** start Given records **

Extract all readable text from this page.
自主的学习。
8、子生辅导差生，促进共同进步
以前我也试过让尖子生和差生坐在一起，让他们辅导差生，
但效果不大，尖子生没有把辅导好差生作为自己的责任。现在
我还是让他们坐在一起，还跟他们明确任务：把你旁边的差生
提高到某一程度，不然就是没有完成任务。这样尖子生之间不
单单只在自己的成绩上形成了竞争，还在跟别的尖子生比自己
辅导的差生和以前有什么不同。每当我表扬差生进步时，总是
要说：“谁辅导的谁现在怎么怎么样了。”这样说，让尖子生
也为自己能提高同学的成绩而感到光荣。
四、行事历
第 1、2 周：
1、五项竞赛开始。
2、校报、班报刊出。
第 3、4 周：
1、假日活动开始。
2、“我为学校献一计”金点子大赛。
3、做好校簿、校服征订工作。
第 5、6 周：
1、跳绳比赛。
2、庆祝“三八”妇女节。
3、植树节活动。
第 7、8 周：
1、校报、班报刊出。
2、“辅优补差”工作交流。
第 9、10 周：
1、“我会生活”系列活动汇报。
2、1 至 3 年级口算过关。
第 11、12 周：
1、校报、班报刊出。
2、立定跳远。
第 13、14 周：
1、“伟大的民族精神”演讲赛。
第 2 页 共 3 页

** end Given records **
** start Given records **

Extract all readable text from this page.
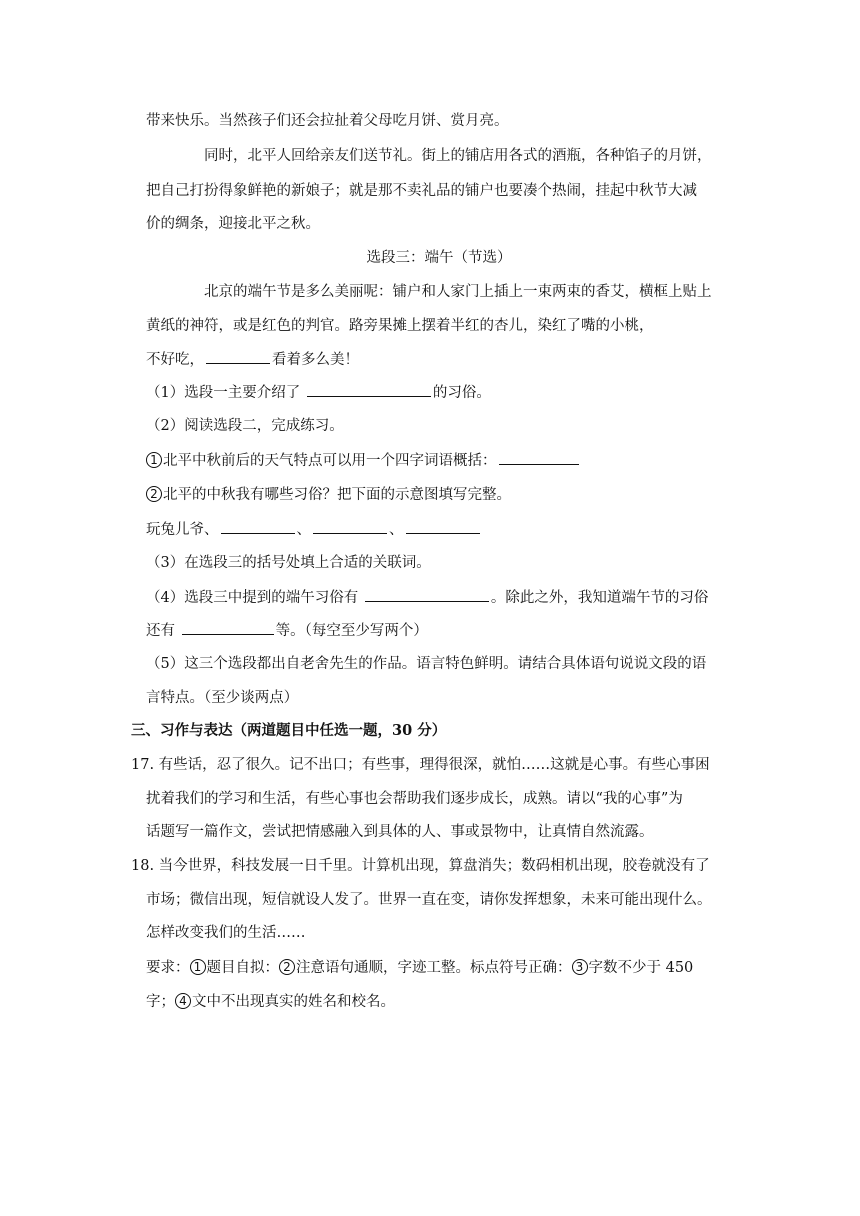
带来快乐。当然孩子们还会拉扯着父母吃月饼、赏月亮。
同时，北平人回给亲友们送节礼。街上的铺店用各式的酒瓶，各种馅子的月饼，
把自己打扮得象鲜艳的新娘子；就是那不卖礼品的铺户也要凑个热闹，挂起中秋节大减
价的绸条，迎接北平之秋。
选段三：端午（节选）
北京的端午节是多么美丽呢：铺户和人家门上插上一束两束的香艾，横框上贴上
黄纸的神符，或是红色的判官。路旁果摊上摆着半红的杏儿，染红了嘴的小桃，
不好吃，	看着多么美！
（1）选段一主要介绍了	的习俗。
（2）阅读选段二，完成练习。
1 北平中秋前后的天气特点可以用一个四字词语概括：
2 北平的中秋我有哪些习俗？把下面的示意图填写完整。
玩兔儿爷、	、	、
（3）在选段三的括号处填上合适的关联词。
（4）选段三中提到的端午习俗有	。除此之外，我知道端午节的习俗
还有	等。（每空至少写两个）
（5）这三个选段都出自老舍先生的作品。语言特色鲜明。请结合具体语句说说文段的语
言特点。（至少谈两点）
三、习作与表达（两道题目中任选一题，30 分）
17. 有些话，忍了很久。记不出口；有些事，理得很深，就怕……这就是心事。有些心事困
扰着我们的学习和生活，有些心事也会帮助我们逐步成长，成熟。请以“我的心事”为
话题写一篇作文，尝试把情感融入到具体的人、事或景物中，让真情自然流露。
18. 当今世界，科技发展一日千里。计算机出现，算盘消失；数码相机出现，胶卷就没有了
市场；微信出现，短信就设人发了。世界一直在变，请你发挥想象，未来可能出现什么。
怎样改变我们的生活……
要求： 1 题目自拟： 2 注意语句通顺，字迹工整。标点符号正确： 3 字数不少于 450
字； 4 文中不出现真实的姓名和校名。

** end Given records **
** start Given records **

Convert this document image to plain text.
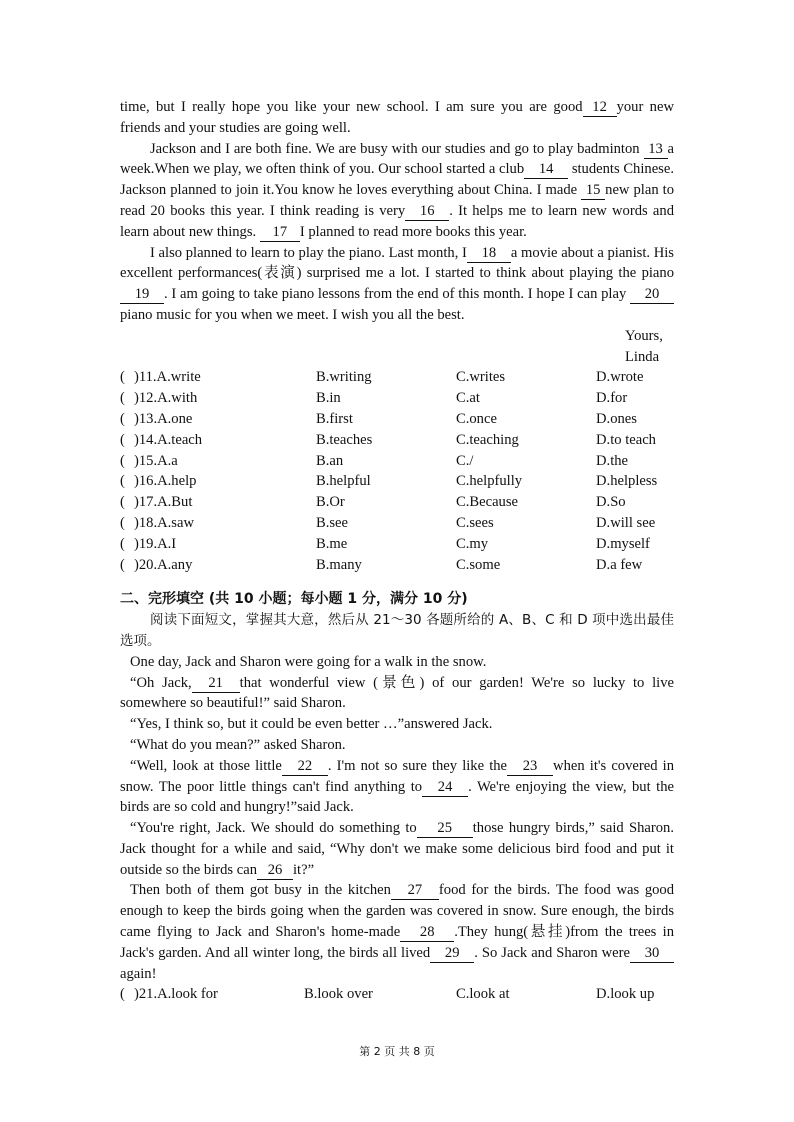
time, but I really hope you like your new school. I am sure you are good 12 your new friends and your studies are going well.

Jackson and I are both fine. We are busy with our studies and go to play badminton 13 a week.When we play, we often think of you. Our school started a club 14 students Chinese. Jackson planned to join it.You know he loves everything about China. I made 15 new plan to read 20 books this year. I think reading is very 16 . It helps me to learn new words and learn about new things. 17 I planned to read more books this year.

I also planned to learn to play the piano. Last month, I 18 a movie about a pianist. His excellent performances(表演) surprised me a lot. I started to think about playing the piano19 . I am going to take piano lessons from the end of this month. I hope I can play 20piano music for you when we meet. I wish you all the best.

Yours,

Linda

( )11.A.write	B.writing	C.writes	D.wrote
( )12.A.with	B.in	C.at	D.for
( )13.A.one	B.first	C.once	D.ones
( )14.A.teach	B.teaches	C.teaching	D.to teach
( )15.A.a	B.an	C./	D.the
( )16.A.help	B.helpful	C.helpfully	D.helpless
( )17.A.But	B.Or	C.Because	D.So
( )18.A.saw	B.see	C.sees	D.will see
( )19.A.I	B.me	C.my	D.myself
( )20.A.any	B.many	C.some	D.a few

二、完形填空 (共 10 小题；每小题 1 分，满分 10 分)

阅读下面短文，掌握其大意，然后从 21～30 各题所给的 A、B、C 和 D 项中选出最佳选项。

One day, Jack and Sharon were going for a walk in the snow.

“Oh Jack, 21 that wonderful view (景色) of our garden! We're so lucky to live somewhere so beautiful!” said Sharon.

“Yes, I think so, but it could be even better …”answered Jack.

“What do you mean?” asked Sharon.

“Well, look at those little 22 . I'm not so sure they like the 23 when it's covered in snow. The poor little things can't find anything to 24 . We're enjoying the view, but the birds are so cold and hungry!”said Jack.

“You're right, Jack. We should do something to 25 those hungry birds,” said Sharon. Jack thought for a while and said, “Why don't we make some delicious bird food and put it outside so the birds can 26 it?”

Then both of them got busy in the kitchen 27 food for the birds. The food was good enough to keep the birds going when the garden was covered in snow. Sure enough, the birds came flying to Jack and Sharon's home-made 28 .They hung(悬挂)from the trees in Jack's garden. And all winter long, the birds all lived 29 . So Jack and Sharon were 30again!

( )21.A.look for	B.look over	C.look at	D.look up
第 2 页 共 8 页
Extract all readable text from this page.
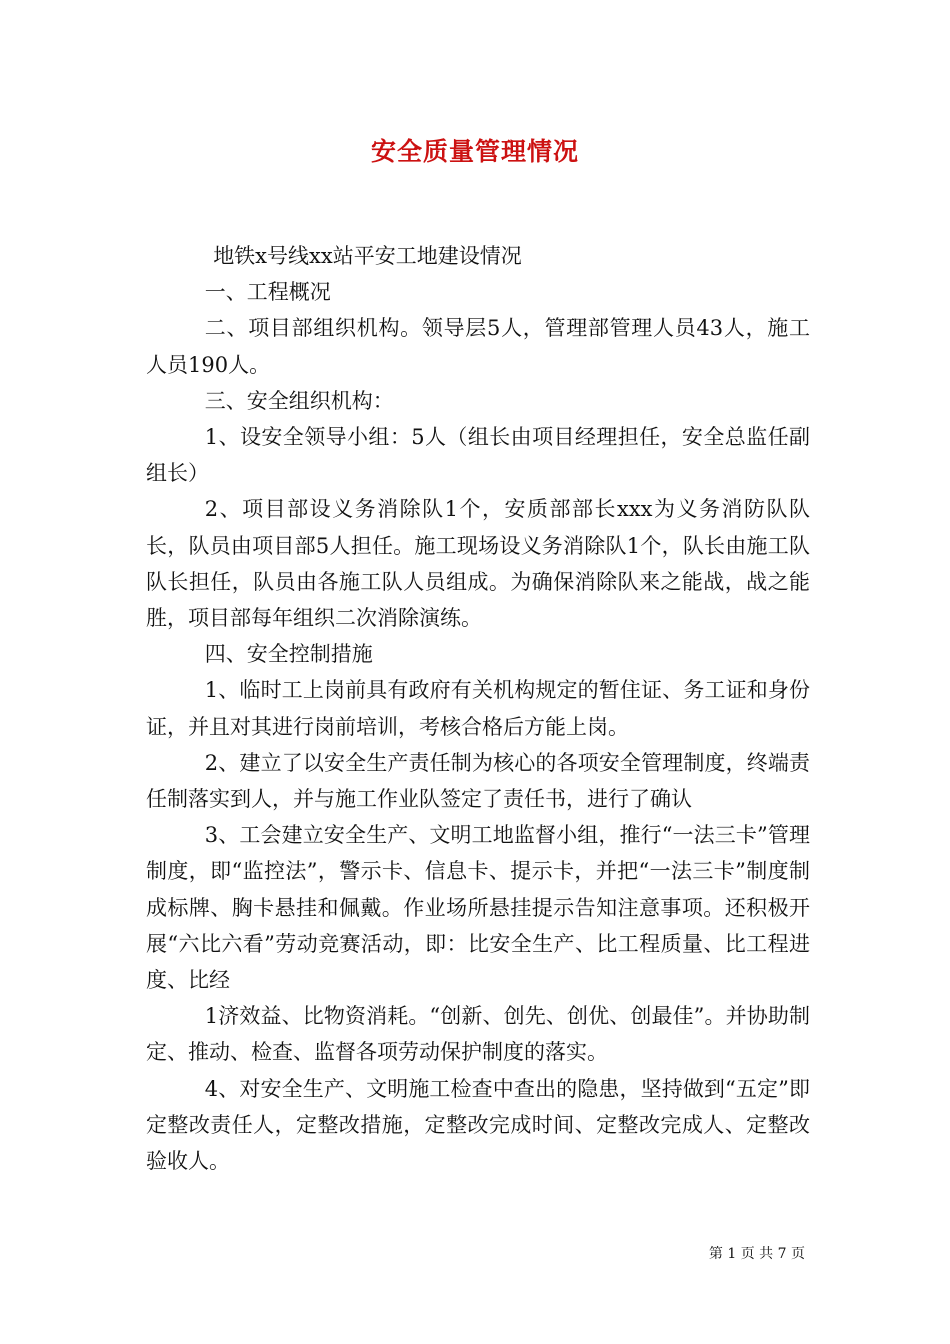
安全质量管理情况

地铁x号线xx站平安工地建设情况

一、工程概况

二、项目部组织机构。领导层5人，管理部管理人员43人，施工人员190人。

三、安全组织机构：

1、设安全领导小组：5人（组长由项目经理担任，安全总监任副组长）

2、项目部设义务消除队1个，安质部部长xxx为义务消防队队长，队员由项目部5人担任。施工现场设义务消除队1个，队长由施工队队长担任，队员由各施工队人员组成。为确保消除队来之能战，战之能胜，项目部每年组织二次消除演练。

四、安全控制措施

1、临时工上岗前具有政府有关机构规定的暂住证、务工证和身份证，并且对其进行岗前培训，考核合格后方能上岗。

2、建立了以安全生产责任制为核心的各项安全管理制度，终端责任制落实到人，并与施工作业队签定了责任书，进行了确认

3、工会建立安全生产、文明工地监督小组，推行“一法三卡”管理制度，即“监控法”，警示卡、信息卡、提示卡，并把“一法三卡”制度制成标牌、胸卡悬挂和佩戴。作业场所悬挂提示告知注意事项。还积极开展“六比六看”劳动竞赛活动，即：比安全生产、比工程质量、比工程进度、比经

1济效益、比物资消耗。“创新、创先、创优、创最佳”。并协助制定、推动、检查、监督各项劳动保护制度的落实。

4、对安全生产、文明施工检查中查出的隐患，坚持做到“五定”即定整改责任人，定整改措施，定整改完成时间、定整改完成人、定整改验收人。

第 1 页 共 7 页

** end Given records **

(What the task requires)
How many lines of the listing above include the word "school"? State the number and nothing else.

(The response)
2